Data provided:
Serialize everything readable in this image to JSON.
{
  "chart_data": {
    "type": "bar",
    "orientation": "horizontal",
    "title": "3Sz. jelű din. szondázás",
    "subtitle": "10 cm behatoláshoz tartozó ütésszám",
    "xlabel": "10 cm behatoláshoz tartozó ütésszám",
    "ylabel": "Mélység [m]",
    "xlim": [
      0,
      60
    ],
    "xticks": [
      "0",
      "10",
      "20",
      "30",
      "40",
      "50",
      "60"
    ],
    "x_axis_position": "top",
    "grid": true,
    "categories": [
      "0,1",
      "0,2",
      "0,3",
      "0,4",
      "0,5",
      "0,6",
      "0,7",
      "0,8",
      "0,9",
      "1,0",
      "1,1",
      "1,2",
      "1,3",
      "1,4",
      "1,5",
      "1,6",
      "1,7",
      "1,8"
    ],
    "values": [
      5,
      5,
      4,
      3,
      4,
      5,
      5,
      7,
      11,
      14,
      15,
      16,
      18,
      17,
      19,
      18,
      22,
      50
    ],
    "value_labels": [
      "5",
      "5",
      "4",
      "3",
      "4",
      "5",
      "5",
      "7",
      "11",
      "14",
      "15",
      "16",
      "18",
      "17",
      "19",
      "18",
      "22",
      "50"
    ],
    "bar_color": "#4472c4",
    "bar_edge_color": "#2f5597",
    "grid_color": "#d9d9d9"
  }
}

Problem: Report every line in the data above in which the word "ütésszám" appears.

Correct output:
    "subtitle": "10 cm behatoláshoz tartozó ütésszám",
    "xlabel": "10 cm behatoláshoz tartozó ütésszám",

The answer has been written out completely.